Provided passage ->
Waiting For The Call: Camier, Lowes, Van der Mark, Davies, Jones, Laverty On Replacement Rides In MotoGP

With Pol Espargaro ruled out of this weekend's British Grand Prix, Loris Baz will fill the void at KTM. With replacement riders once again in the MotoGP news, how does it feel to jump onto a MotoGP bike?

“It was like I'd never ridden a motorbike before,” is Leon Camier’s review on his MotoGP debut when he deputized for Nicky Hayden in 2014. With such a steep learning curve, what can you gain by jumping on a MotoGP bike for one weekend? It's a hiding to nothing according to many, but as Camier attests, world class riders can get up to speed quickly.

“It's tough mentally and it was draining to try to learn so much in such a short space of time. Understanding the tires was the biggest thing to learn because the brakes are quite normal; they stop the bike when you pull the lever! The tires take time to get the most out of them. You'll figure out how to get the most from them for one lap pretty quickly, but understanding them for a race takes longer.”

Have you got enough time?

Time is something that a replacement rider rarely has. You may only have one opportunity to shine and you may never get the chance to race in MotoGP again – no matter how many points you score. If you're on the outside looking in, talent isn't enough to guarantee teams will pay attention to you and sometimes you just have to jump in the deep end.

Opportunities for riders outside the Grand Prix paddock aren't to be sniffed at, and this weekend will see Loris Baz become the latest rider to jump back into the fire. The Frenchman - a veteran of 49 MotoGP starts - will replace Pol Espargaro at KTM. Having experience both with the class and Michelin tires will give Baz a clear advantage over a handful of riders who have deputized in recent years.

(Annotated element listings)
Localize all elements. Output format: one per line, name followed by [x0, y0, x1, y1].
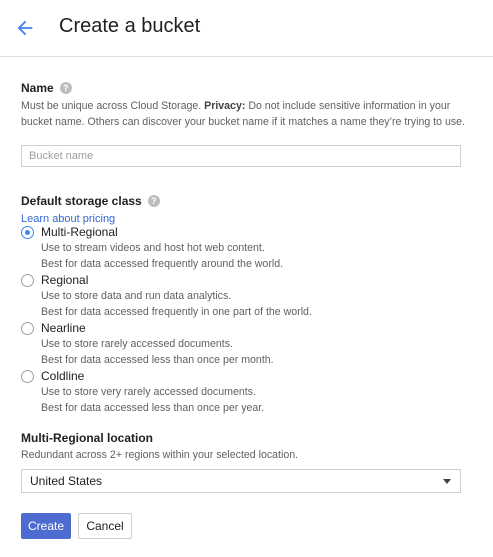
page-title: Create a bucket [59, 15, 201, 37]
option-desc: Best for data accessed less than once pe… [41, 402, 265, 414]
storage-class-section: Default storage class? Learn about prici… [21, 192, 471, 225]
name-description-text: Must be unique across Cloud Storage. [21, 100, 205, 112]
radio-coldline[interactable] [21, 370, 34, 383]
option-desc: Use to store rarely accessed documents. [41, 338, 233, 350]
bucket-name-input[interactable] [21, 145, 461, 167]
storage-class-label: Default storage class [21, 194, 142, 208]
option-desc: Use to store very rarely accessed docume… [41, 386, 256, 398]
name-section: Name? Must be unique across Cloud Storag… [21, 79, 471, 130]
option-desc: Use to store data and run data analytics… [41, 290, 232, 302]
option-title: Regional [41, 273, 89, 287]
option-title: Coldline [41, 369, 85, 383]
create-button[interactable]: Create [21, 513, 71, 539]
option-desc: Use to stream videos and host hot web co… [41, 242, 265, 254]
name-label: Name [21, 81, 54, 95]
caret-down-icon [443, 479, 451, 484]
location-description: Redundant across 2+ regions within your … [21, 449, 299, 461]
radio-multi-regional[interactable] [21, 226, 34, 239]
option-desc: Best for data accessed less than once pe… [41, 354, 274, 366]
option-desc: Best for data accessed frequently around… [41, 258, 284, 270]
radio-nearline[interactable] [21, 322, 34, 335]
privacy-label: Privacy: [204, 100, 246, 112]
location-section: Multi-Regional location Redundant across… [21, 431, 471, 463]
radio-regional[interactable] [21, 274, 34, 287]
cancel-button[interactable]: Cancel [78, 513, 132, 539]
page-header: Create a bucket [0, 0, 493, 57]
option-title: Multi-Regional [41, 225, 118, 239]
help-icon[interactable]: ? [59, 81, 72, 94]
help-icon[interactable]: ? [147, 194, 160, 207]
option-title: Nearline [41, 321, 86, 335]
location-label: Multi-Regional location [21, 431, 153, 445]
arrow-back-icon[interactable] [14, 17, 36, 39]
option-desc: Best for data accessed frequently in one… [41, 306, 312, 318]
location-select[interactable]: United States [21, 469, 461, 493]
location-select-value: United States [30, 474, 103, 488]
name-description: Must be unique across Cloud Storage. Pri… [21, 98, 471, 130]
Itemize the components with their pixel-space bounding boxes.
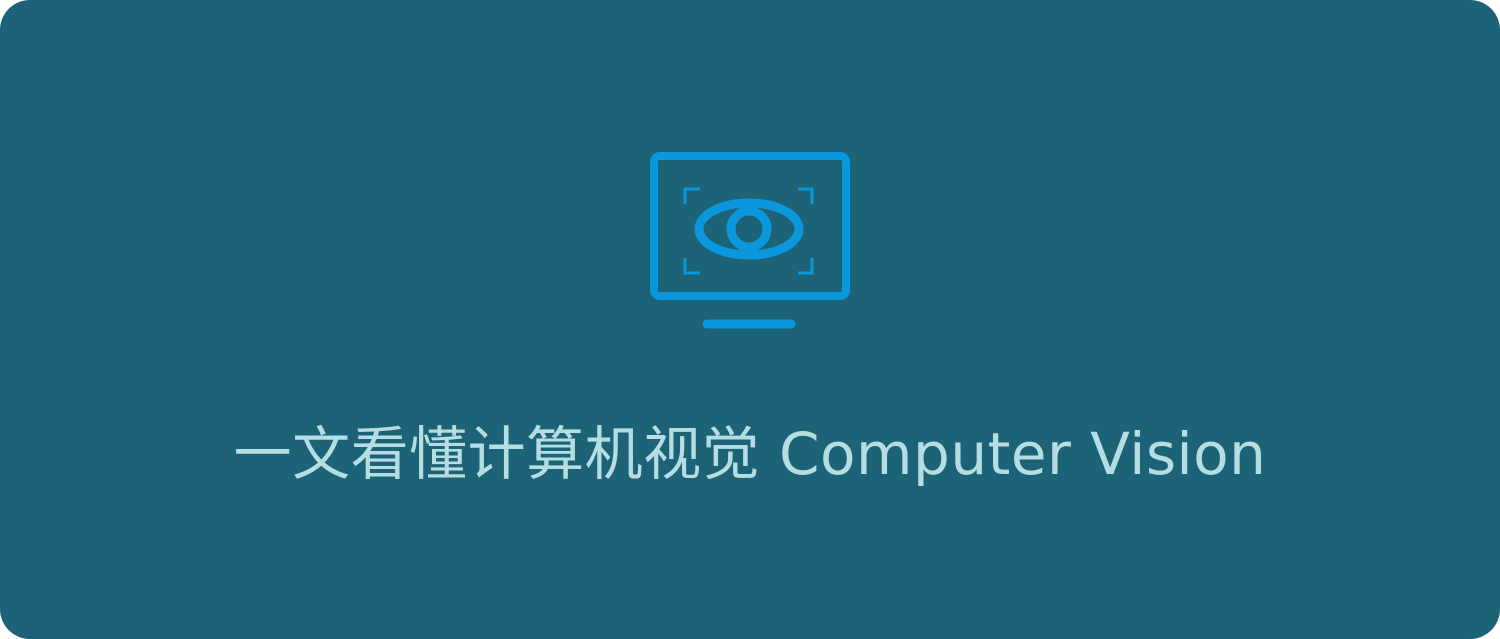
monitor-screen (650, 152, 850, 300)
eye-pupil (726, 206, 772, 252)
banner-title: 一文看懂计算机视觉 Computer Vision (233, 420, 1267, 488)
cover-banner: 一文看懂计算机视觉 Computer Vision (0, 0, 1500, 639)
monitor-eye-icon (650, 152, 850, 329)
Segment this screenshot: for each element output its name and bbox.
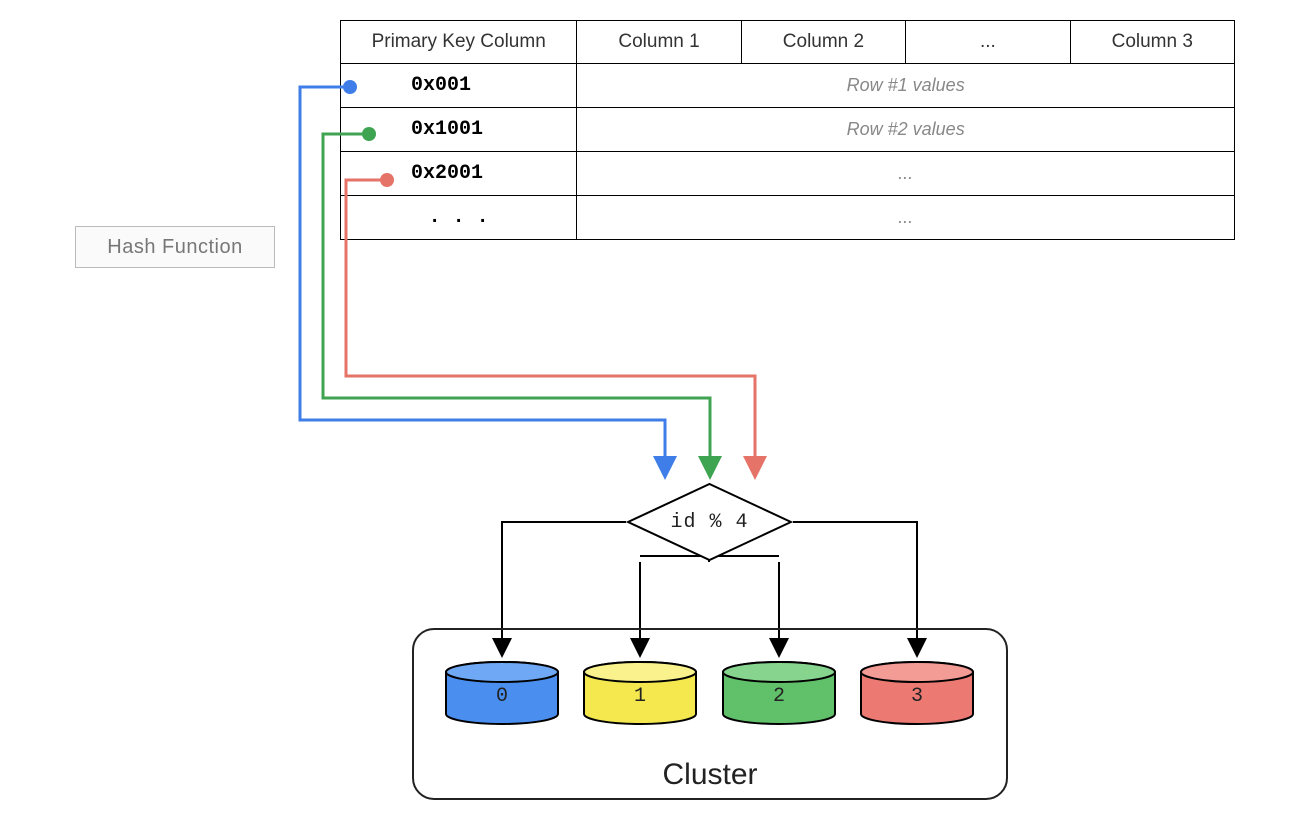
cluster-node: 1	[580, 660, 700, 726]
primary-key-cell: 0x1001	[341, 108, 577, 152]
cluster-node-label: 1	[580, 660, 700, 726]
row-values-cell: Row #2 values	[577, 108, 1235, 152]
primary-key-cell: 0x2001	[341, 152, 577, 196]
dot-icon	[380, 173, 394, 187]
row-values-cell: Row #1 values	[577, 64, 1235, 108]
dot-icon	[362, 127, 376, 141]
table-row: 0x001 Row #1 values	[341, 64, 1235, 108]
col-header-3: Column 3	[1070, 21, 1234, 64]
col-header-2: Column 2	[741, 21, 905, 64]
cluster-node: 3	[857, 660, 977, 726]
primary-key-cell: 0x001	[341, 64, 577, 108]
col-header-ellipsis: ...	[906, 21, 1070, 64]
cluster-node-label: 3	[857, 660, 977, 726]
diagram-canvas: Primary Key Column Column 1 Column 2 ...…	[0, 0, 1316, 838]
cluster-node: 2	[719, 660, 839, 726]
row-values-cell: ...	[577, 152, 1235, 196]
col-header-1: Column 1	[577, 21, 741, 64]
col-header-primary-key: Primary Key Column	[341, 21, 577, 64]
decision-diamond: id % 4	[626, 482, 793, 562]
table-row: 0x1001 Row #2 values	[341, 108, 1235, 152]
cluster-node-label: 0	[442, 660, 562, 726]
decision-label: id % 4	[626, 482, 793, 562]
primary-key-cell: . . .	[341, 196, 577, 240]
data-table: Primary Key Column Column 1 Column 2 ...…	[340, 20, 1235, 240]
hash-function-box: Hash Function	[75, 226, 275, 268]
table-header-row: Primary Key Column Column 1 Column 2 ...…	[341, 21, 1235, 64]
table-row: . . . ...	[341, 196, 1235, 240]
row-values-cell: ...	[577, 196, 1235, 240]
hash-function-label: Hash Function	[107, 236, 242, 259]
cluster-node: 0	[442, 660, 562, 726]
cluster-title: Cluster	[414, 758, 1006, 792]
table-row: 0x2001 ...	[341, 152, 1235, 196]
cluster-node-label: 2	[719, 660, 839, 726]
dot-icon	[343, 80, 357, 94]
...
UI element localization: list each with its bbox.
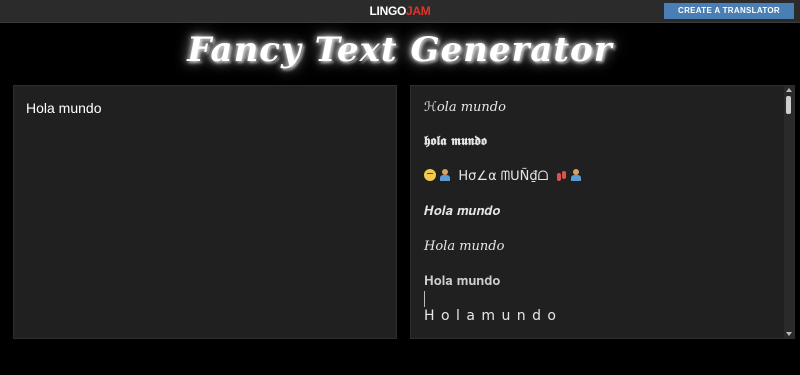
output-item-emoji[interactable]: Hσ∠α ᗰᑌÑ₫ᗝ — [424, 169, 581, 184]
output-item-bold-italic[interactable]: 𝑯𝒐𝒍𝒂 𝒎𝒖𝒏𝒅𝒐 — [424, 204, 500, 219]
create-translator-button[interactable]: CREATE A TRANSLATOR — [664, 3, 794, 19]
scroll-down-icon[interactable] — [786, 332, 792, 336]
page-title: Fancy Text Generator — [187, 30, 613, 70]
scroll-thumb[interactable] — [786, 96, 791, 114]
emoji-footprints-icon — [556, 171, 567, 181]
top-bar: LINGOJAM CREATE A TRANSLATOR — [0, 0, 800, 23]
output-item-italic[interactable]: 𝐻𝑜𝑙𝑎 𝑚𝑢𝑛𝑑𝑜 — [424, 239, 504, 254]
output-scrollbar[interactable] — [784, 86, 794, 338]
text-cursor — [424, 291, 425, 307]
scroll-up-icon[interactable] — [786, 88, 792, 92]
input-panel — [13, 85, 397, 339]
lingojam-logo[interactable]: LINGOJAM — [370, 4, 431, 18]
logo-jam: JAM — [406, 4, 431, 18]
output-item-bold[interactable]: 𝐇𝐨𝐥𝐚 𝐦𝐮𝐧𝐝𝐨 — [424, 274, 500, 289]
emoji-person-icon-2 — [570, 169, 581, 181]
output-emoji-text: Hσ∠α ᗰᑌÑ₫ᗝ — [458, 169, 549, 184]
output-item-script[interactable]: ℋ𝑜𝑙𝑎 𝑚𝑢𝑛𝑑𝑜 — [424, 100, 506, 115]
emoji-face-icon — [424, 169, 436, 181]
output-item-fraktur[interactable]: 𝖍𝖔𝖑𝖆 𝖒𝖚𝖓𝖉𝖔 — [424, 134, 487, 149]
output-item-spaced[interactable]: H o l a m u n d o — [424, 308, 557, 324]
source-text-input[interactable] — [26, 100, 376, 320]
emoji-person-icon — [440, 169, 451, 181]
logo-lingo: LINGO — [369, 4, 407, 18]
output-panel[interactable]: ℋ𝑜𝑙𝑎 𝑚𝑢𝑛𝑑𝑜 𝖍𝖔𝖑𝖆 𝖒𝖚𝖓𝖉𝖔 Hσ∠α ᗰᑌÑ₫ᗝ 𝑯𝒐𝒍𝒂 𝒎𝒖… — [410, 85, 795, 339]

Parts of the exercise ->
**A)** Write out the passage of the MotoGP replacement riders article that opens with the words containing "With Pol Espargaro" and closes with "to speed quickly.".
**B)** According to the MotoGP replacement riders article, how many MotoGP starts does Loris Baz have?
**C)** Please continue the MotoGP replacement riders article from the point where it stops.
None of the material is needed here.

Answers in order ->
**A)**
With Pol Espargaro ruled out of this weekend's British Grand Prix, Loris Baz will fill the void at KTM. With replacement riders once again in the MotoGP news, how does it feel to jump onto a MotoGP bike?

“It was like I'd never ridden a motorbike before,” is Leon Camier’s review on his MotoGP debut when he deputized for Nicky Hayden in 2014. With such a steep learning curve, what can you gain by jumping on a MotoGP bike for one weekend? It's a hiding to nothing according to many, but as Camier attests, world class riders can get up to speed quickly.

**B)** 49

**C)**
Alex Lowes is another rider to have been given the opportunity: “I had a test at Brno, but it was only a few laps as a thank you gift for winning the Suzuka 8 Hours in 2016. I didn’t learn a lot from the test, because at the time I didn’t know I would be racing the bike a month later. I was just trying to enjoy the moment of riding a MotoGP bike rather than trying to learn about the bike. When I arrived at Silverstone I felt like I was going in blind. FP4 and QP were wet, so I probably went into the race as the rider with least amount of dry time on a GP bike before their premier class debut! I was happy to come away with some points and being 40 seconds from the win was, I thought, a good effort.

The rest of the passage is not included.